(Records from a collection of figures)
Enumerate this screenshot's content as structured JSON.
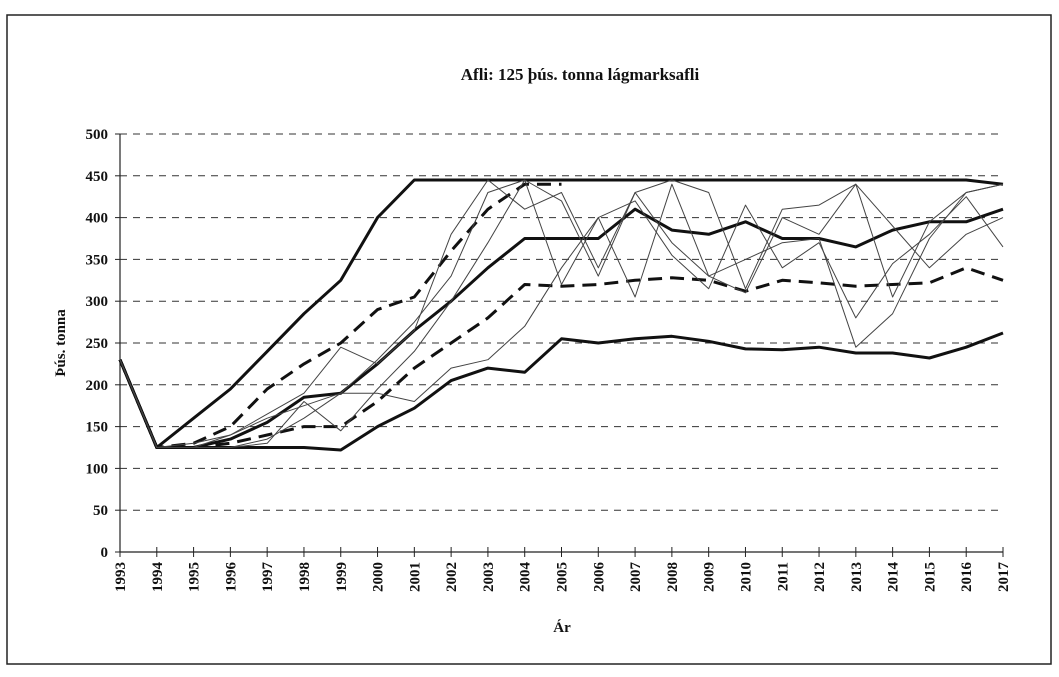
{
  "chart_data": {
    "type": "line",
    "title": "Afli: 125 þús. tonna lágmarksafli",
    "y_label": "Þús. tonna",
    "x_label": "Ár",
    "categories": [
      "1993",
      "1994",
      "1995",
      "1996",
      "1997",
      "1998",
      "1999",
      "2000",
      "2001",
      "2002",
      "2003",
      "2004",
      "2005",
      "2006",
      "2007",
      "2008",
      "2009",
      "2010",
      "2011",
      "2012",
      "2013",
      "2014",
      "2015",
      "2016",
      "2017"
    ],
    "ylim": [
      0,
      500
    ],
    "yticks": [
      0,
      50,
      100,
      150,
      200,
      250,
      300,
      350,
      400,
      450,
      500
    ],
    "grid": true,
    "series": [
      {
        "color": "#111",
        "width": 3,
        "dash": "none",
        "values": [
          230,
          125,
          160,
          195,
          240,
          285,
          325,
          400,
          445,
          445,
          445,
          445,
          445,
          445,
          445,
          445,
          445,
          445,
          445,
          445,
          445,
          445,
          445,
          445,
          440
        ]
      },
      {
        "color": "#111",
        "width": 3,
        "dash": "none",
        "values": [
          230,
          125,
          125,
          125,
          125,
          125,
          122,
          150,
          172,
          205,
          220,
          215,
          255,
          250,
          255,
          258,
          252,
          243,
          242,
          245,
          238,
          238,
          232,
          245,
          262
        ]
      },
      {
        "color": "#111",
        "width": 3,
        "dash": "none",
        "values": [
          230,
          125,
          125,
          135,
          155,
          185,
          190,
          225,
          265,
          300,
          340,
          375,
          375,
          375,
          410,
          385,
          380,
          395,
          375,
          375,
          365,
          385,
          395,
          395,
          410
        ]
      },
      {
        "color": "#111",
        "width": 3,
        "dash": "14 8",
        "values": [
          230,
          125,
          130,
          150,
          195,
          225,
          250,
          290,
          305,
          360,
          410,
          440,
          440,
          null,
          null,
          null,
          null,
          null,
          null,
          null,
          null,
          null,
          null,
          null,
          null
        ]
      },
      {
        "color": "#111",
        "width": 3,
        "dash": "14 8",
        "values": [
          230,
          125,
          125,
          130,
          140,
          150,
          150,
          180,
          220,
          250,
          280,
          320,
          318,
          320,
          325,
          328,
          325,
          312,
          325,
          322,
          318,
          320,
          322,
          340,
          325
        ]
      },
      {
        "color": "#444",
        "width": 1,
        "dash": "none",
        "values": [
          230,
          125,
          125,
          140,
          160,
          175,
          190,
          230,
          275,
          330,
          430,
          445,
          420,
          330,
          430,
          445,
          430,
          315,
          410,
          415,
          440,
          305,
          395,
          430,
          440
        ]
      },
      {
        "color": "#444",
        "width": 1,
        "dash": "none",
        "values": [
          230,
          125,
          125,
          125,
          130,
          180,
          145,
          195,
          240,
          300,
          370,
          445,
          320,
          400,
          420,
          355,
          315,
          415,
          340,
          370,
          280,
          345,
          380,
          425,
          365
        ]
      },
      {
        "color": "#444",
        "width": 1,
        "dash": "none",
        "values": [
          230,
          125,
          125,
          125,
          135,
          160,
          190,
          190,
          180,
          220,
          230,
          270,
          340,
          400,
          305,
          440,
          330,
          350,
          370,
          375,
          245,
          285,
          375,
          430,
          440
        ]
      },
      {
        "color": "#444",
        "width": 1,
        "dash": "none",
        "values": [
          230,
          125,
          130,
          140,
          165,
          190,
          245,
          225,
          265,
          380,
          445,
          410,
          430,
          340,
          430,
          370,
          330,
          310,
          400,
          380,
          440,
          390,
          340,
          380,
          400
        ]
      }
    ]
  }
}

--

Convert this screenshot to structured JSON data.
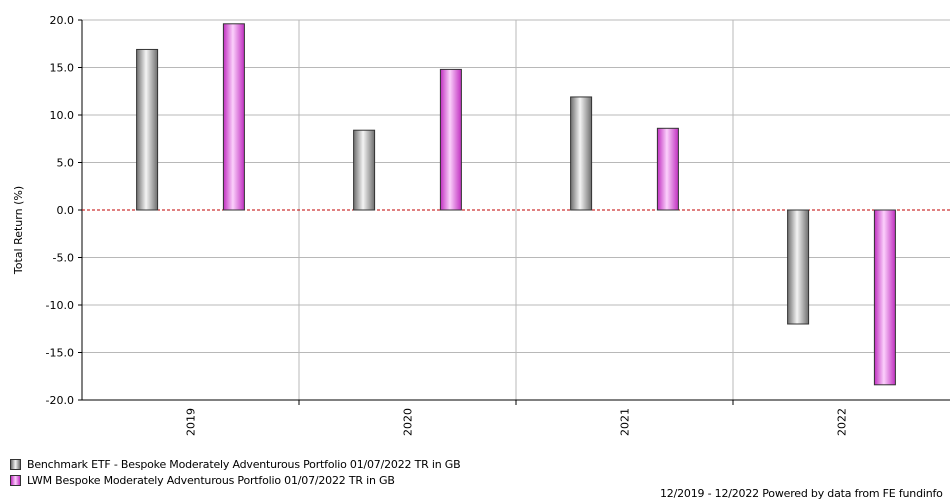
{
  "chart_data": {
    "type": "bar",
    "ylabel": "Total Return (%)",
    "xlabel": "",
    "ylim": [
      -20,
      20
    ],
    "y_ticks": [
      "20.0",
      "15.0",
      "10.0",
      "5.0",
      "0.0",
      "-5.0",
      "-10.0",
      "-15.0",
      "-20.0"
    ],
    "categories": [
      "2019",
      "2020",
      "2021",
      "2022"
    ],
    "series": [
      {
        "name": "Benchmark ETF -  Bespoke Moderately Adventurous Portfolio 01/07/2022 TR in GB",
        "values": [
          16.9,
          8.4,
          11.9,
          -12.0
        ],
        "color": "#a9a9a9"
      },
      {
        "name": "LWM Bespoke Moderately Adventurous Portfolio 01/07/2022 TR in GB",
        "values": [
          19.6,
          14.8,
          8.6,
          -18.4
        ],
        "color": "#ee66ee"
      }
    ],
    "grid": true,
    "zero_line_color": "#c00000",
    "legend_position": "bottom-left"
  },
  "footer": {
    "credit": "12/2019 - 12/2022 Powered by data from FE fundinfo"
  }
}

* * *

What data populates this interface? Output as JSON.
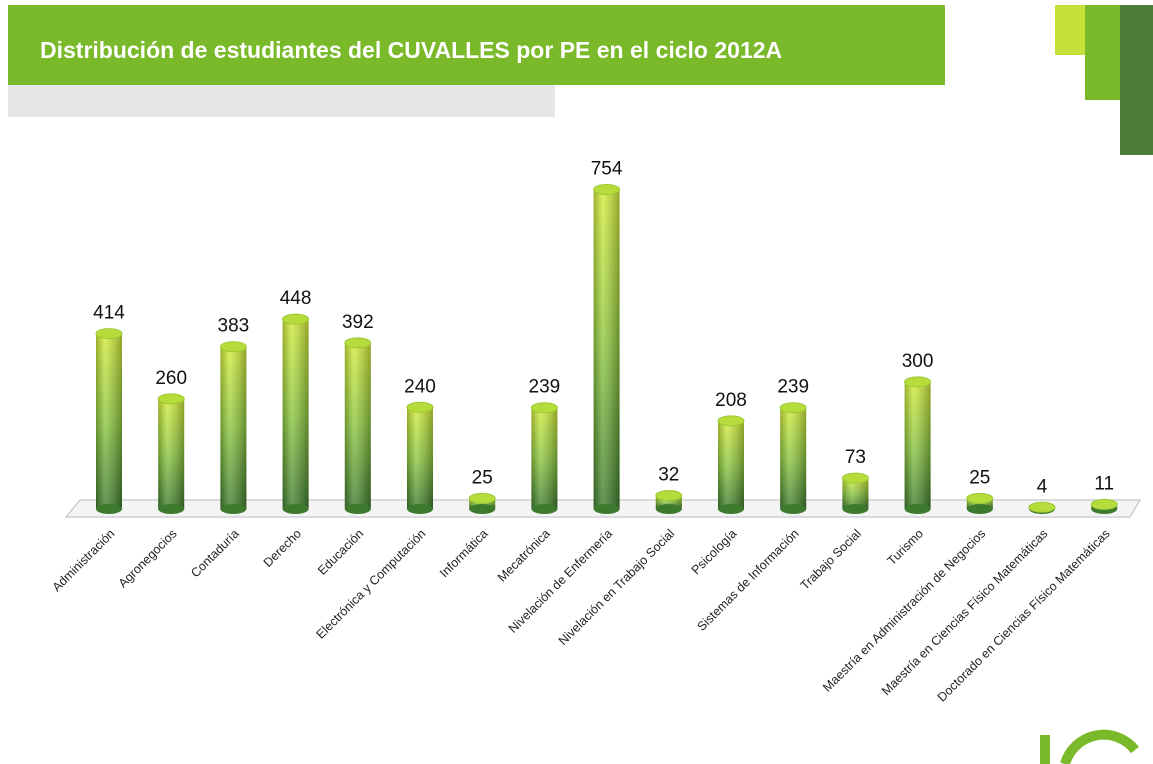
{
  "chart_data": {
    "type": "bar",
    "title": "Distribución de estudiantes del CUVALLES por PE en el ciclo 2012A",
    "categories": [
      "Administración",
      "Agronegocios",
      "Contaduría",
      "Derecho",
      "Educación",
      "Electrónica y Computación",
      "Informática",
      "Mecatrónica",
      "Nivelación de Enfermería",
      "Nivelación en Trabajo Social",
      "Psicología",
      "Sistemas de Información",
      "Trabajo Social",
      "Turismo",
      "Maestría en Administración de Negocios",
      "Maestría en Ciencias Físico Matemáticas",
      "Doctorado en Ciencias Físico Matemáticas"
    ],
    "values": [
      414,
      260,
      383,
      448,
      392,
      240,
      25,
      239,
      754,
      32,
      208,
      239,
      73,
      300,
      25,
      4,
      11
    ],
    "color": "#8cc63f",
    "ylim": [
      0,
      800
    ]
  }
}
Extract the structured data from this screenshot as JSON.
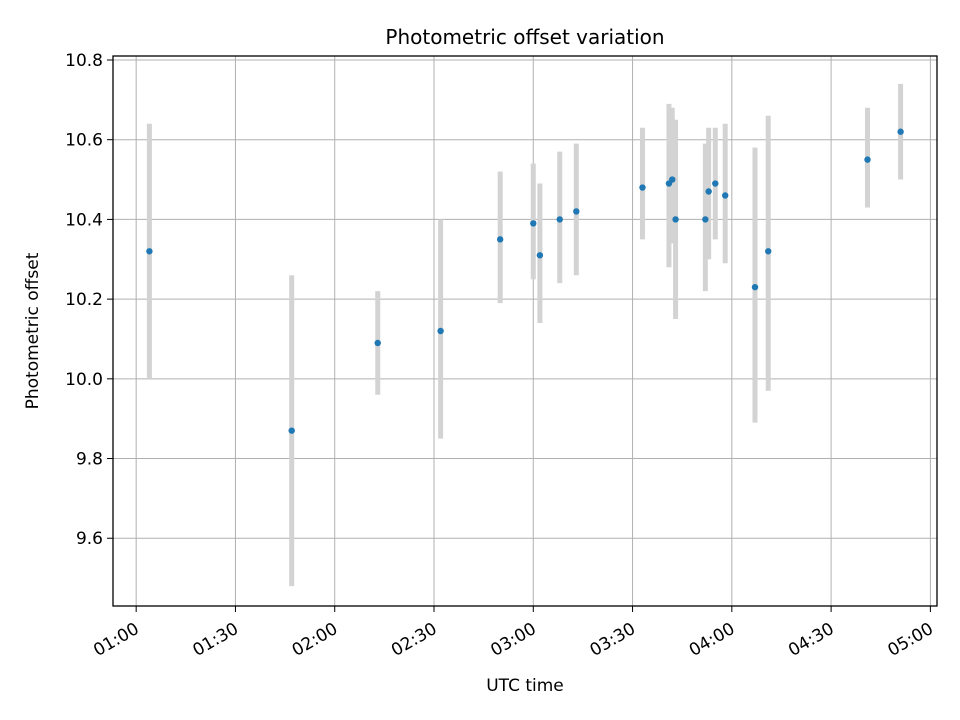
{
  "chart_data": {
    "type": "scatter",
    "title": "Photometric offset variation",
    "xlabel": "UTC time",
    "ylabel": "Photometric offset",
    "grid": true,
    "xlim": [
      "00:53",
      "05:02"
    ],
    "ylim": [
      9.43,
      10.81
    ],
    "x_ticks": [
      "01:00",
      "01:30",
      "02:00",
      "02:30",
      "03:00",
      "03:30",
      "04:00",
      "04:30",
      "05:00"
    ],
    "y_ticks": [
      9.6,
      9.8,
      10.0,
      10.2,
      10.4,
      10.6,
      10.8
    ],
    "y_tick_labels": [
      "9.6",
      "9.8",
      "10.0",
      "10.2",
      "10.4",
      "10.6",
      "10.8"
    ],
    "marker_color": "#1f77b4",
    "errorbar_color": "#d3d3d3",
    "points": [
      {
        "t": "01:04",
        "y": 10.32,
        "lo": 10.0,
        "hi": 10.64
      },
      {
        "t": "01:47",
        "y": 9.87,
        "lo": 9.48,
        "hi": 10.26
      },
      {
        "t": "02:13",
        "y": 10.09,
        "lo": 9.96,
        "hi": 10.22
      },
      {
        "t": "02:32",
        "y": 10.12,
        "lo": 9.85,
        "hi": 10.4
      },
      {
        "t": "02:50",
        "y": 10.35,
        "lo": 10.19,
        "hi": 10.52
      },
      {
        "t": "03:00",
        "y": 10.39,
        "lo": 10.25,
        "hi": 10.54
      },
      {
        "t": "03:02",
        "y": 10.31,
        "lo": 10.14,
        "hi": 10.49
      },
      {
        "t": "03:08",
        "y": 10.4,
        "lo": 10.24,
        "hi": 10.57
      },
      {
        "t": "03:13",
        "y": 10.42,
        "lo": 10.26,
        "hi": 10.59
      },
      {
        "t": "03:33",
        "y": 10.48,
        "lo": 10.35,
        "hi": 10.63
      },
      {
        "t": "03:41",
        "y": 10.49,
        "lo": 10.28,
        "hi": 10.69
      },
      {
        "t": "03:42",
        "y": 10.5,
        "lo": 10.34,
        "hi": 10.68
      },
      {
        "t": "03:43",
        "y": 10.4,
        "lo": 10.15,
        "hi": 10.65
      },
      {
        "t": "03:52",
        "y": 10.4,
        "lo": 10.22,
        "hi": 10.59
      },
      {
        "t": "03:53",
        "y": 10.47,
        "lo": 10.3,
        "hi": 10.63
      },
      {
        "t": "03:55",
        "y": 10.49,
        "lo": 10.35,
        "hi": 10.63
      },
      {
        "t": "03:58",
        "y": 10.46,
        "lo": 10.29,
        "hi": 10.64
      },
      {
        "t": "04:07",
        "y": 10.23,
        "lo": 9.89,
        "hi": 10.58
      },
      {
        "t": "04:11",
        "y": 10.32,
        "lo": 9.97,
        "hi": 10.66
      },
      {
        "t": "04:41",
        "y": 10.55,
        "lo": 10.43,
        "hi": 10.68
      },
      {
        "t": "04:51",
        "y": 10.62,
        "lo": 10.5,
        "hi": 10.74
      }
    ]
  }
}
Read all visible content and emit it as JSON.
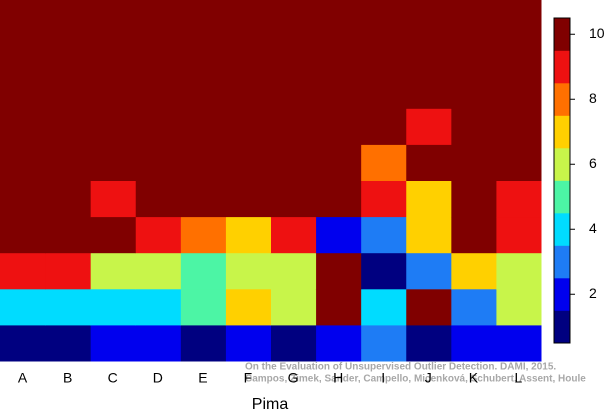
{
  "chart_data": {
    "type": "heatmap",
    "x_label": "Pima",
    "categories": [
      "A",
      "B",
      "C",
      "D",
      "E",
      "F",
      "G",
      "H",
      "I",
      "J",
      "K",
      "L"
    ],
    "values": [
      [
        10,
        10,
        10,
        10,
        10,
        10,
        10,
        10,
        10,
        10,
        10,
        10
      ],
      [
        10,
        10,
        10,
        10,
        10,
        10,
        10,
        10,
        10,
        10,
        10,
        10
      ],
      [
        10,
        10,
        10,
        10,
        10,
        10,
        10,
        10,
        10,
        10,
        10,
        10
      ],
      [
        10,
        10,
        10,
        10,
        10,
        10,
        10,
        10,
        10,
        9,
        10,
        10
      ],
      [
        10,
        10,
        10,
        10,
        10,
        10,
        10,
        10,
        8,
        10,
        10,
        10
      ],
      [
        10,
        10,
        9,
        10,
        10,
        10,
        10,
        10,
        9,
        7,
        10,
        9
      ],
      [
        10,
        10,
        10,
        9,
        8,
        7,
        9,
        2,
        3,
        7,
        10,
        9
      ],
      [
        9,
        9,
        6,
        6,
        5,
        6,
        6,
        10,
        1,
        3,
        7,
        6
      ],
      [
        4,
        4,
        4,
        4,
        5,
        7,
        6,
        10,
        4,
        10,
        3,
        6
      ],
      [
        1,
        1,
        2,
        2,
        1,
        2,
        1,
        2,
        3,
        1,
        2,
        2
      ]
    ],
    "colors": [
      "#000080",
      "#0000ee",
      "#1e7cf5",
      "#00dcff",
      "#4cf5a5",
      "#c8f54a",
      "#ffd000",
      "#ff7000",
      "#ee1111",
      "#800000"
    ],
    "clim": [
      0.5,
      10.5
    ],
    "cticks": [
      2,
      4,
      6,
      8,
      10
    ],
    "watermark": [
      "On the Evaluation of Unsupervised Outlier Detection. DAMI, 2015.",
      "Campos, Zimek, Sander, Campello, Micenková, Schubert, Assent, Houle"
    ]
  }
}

AIM
Go through the listing above and locate each line that holds the word "type". Copy those lines.

COMPLETED EXERCISE
    "type": "line",
    "type": "bar",
    "type": "bar",
    "type": "scatter",
    "type": "heatmap",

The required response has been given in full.